To do
Go through the listing and write out all of it exactly.
--- START ---
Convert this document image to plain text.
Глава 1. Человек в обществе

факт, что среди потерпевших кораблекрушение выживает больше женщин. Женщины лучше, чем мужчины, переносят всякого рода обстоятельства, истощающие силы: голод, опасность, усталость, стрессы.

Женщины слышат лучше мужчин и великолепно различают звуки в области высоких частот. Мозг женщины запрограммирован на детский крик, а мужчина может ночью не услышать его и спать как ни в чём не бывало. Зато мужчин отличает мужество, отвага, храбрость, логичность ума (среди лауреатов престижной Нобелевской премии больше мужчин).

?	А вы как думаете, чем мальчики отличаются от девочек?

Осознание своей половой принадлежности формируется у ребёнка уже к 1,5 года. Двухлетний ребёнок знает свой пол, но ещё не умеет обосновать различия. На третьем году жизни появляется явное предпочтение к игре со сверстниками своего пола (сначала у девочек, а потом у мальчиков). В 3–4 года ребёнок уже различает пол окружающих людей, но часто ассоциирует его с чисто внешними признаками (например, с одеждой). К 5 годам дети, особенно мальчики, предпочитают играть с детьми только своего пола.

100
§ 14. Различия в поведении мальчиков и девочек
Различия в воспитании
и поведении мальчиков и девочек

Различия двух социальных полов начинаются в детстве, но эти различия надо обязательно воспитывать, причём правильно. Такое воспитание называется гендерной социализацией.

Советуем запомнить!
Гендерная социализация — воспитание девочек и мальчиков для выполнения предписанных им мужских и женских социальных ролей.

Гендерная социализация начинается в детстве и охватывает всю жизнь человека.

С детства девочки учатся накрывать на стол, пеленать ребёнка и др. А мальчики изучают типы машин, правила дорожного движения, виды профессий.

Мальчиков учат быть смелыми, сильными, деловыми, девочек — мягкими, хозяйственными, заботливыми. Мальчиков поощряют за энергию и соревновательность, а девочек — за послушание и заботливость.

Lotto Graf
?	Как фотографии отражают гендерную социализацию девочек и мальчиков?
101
--- END ---
Task answer
Convert this document image to plain text.
Глава 1. Человек в обществе

факт, что среди потерпевших кораблекрушение выживает больше женщин. Женщины лучше, чем мужчины, переносят всякого рода обстоятельства, истощающие силы: голод, опасность, усталость, стрессы.

Женщины слышат лучше мужчин и великолепно различают звуки в области высоких частот. Мозг женщины запрограммирован на детский крик, а мужчина может ночью не услышать его и спать как ни в чём не бывало. Зато мужчин отличает мужество, отвага, храбрость, логичность ума (среди лауреатов престижной Нобелевской премии больше мужчин).

?	А вы как думаете, чем мальчики отличаются от девочек?

Осознание своей половой принадлежности формируется у ребёнка уже к 1,5 года. Двухлетний ребёнок знает свой пол, но ещё не умеет обосновать различия. На третьем году жизни появляется явное предпочтение к игре со сверстниками своего пола (сначала у девочек, а потом у мальчиков). В 3–4 года ребёнок уже различает пол окружающих людей, но часто ассоциирует его с чисто внешними признаками (например, с одеждой). К 5 годам дети, особенно мальчики, предпочитают играть с детьми только своего пола.

100
§ 14. Различия в поведении мальчиков и девочек
Различия в воспитании
и поведении мальчиков и девочек

Различия двух социальных полов начинаются в детстве, но эти различия надо обязательно воспитывать, причём правильно. Такое воспитание называется гендерной социализацией.

Советуем запомнить!
Гендерная социализация — воспитание девочек и мальчиков для выполнения предписанных им мужских и женских социальных ролей.

Гендерная социализация начинается в детстве и охватывает всю жизнь человека.

С детства девочки учатся накрывать на стол, пеленать ребёнка и др. А мальчики изучают типы машин, правила дорожного движения, виды профессий.

Мальчиков учат быть смелыми, сильными, деловыми, девочек — мягкими, хозяйственными, заботливыми. Мальчиков поощряют за энергию и соревновательность, а девочек — за послушание и заботливость.

Lotto Graf
?	Как фотографии отражают гендерную социализацию девочек и мальчиков?
101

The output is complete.